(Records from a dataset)
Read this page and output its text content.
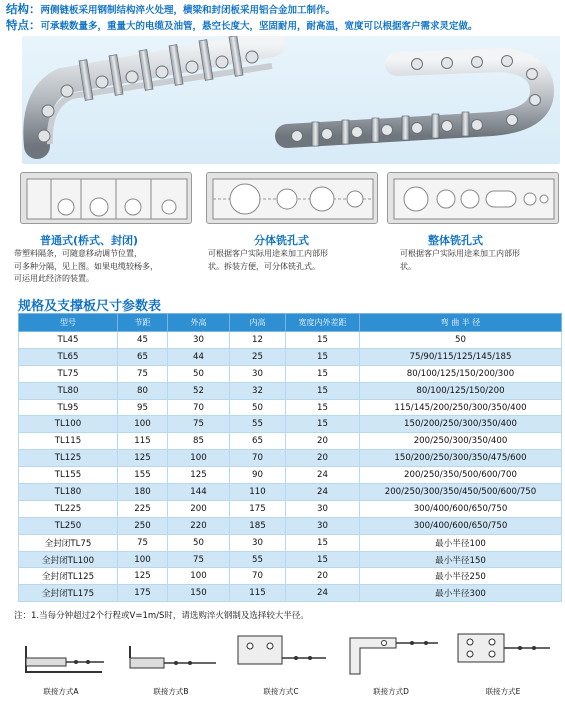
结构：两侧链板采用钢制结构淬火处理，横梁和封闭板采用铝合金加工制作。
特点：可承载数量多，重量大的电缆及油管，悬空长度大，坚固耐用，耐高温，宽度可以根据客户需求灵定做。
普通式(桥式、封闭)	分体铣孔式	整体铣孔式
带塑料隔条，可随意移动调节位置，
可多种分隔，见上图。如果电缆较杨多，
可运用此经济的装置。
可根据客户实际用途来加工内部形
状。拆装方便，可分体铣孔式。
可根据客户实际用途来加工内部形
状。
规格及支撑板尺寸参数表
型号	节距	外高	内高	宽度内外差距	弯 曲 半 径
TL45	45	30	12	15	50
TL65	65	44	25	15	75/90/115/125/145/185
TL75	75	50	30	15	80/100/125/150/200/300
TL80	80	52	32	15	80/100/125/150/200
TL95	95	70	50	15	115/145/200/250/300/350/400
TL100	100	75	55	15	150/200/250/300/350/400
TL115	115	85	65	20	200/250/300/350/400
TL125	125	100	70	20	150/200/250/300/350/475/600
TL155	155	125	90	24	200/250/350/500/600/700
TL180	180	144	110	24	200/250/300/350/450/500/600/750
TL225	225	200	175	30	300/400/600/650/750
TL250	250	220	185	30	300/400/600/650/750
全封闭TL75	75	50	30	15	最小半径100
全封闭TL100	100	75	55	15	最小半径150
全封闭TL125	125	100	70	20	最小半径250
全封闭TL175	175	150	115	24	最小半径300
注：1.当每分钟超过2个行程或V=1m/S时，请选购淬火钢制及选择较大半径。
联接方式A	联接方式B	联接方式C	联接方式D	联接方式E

**Stated problem**
Repeat the records above verbatim, with no pictures in the result.

**Task response**
Read this page and output its text content.
结构：两侧链板采用钢制结构淬火处理，横梁和封闭板采用铝合金加工制作。
特点：可承载数量多，重量大的电缆及油管，悬空长度大，坚固耐用，耐高温，宽度可以根据客户需求灵定做。
普通式(桥式、封闭)	分体铣孔式	整体铣孔式
带塑料隔条，可随意移动调节位置，
可多种分隔，见上图。如果电缆较杨多，
可运用此经济的装置。
可根据客户实际用途来加工内部形
状。拆装方便，可分体铣孔式。
可根据客户实际用途来加工内部形
状。
规格及支撑板尺寸参数表
型号	节距	外高	内高	宽度内外差距	弯 曲 半 径
TL45	45	30	12	15	50
TL65	65	44	25	15	75/90/115/125/145/185
TL75	75	50	30	15	80/100/125/150/200/300
TL80	80	52	32	15	80/100/125/150/200
TL95	95	70	50	15	115/145/200/250/300/350/400
TL100	100	75	55	15	150/200/250/300/350/400
TL115	115	85	65	20	200/250/300/350/400
TL125	125	100	70	20	150/200/250/300/350/475/600
TL155	155	125	90	24	200/250/350/500/600/700
TL180	180	144	110	24	200/250/300/350/450/500/600/750
TL225	225	200	175	30	300/400/600/650/750
TL250	250	220	185	30	300/400/600/650/750
全封闭TL75	75	50	30	15	最小半径100
全封闭TL100	100	75	55	15	最小半径150
全封闭TL125	125	100	70	20	最小半径250
全封闭TL175	175	150	115	24	最小半径300
注：1.当每分钟超过2个行程或V=1m/S时，请选购淬火钢制及选择较大半径。
联接方式A	联接方式B	联接方式C	联接方式D	联接方式E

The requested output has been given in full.